* _THE DATA_
──────

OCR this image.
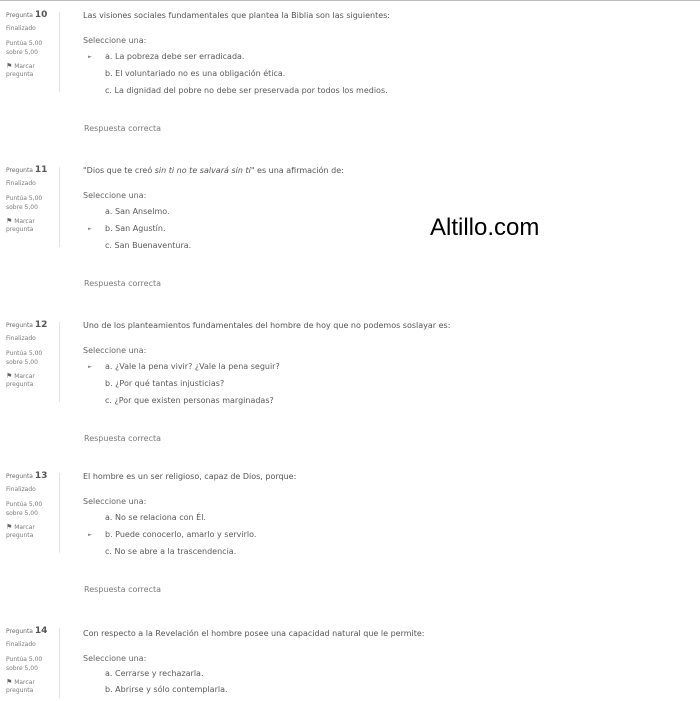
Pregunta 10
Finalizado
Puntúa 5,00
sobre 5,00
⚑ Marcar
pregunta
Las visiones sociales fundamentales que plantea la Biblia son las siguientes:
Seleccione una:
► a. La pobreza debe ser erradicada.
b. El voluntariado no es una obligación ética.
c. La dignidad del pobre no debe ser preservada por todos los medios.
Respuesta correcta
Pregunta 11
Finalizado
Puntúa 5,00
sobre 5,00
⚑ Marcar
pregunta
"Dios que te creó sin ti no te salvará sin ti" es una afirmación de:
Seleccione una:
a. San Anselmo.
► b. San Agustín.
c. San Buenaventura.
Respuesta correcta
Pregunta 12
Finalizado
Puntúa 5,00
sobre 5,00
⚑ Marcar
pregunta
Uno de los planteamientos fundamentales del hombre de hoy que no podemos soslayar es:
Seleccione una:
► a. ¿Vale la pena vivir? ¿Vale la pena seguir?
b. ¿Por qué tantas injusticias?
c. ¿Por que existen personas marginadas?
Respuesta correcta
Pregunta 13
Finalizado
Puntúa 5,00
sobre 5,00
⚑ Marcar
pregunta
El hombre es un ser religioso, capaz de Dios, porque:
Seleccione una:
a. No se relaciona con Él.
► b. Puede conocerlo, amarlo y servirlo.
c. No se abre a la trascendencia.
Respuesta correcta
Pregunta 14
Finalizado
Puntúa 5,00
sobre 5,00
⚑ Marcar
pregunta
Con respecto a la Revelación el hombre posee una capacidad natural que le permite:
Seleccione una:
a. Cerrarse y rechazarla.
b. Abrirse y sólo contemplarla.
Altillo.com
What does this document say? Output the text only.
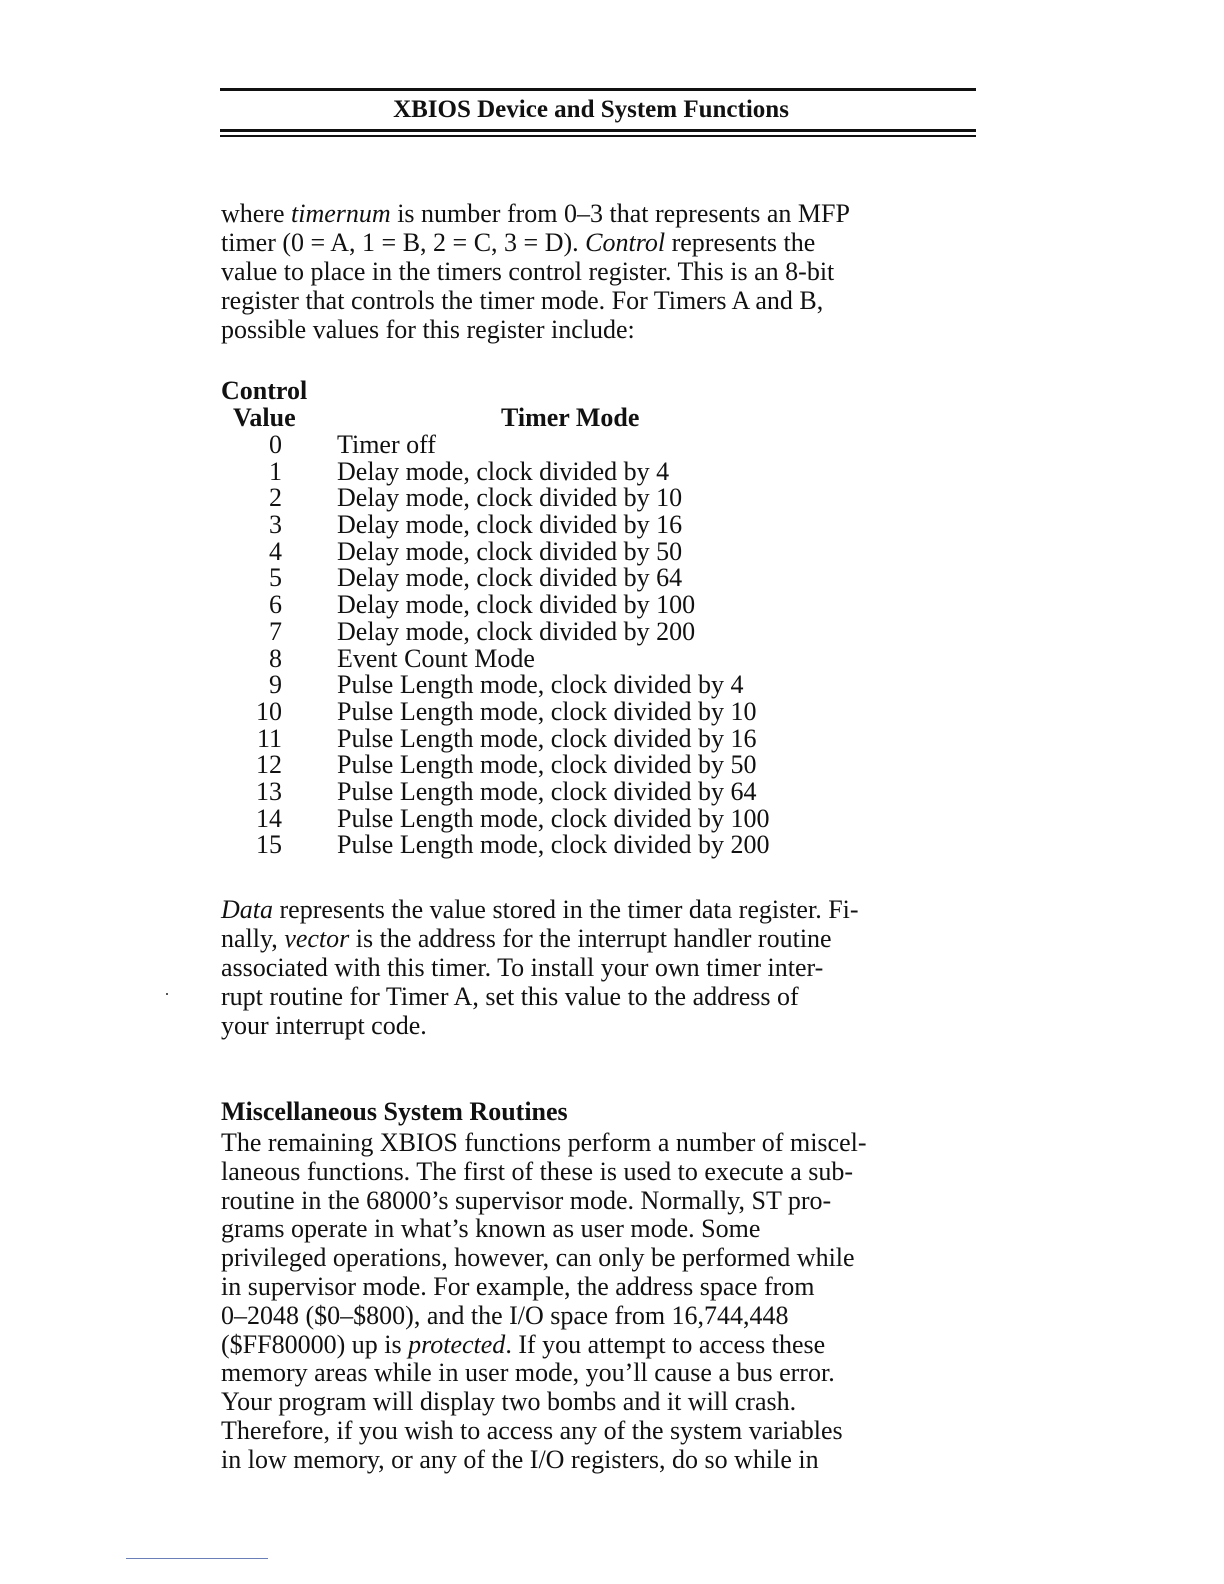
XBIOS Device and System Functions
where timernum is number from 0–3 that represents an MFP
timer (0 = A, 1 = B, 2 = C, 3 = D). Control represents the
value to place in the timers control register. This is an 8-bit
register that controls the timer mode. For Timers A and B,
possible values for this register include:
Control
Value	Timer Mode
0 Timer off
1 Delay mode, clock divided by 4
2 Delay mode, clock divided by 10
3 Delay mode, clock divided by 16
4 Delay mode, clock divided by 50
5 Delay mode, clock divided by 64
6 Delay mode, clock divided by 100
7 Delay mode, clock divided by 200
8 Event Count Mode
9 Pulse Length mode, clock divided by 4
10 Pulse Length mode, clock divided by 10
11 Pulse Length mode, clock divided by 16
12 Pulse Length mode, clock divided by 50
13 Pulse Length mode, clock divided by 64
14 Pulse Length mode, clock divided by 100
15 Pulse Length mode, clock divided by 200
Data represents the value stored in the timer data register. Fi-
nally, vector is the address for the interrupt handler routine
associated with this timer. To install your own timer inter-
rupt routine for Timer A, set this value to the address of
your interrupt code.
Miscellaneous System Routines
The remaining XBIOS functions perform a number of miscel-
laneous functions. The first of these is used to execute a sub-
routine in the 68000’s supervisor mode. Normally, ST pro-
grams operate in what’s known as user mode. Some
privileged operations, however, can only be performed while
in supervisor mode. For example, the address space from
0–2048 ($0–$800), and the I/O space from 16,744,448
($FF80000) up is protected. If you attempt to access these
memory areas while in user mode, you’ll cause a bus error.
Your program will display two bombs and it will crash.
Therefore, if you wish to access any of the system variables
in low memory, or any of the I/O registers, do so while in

──────

* _WRITTEN INSTRUCTION_
Quote everything in the listing above exactly; pictures are the only thing to omit.

* _RESULT OF THE EXERCISE_
OCR this image.
Pregunta 10
Finalizado
Puntúa 5,00
sobre 5,00
⚑ Marcar
pregunta
Las visiones sociales fundamentales que plantea la Biblia son las siguientes:
Seleccione una:
► a. La pobreza debe ser erradicada.
b. El voluntariado no es una obligación ética.
c. La dignidad del pobre no debe ser preservada por todos los medios.
Respuesta correcta
Pregunta 11
Finalizado
Puntúa 5,00
sobre 5,00
⚑ Marcar
pregunta
"Dios que te creó sin ti no te salvará sin ti" es una afirmación de:
Seleccione una:
a. San Anselmo.
► b. San Agustín.
c. San Buenaventura.
Respuesta correcta
Pregunta 12
Finalizado
Puntúa 5,00
sobre 5,00
⚑ Marcar
pregunta
Uno de los planteamientos fundamentales del hombre de hoy que no podemos soslayar es:
Seleccione una:
► a. ¿Vale la pena vivir? ¿Vale la pena seguir?
b. ¿Por qué tantas injusticias?
c. ¿Por que existen personas marginadas?
Respuesta correcta
Pregunta 13
Finalizado
Puntúa 5,00
sobre 5,00
⚑ Marcar
pregunta
El hombre es un ser religioso, capaz de Dios, porque:
Seleccione una:
a. No se relaciona con Él.
► b. Puede conocerlo, amarlo y servirlo.
c. No se abre a la trascendencia.
Respuesta correcta
Pregunta 14
Finalizado
Puntúa 5,00
sobre 5,00
⚑ Marcar
pregunta
Con respecto a la Revelación el hombre posee una capacidad natural que le permite:
Seleccione una:
a. Cerrarse y rechazarla.
b. Abrirse y sólo contemplarla.
Altillo.com
What does this document say? Output the text only.
XBIOS Device and System Functions
where timernum is number from 0–3 that represents an MFP
timer (0 = A, 1 = B, 2 = C, 3 = D). Control represents the
value to place in the timers control register. This is an 8-bit
register that controls the timer mode. For Timers A and B,
possible values for this register include:
Control
Value	Timer Mode
0 Timer off
1 Delay mode, clock divided by 4
2 Delay mode, clock divided by 10
3 Delay mode, clock divided by 16
4 Delay mode, clock divided by 50
5 Delay mode, clock divided by 64
6 Delay mode, clock divided by 100
7 Delay mode, clock divided by 200
8 Event Count Mode
9 Pulse Length mode, clock divided by 4
10 Pulse Length mode, clock divided by 10
11 Pulse Length mode, clock divided by 16
12 Pulse Length mode, clock divided by 50
13 Pulse Length mode, clock divided by 64
14 Pulse Length mode, clock divided by 100
15 Pulse Length mode, clock divided by 200
Data represents the value stored in the timer data register. Fi-
nally, vector is the address for the interrupt handler routine
associated with this timer. To install your own timer inter-
rupt routine for Timer A, set this value to the address of
your interrupt code.
Miscellaneous System Routines
The remaining XBIOS functions perform a number of miscel-
laneous functions. The first of these is used to execute a sub-
routine in the 68000’s supervisor mode. Normally, ST pro-
grams operate in what’s known as user mode. Some
privileged operations, however, can only be performed while
in supervisor mode. For example, the address space from
0–2048 ($0–$800), and the I/O space from 16,744,448
($FF80000) up is protected. If you attempt to access these
memory areas while in user mode, you’ll cause a bus error.
Your program will display two bombs and it will crash.
Therefore, if you wish to access any of the system variables
in low memory, or any of the I/O registers, do so while in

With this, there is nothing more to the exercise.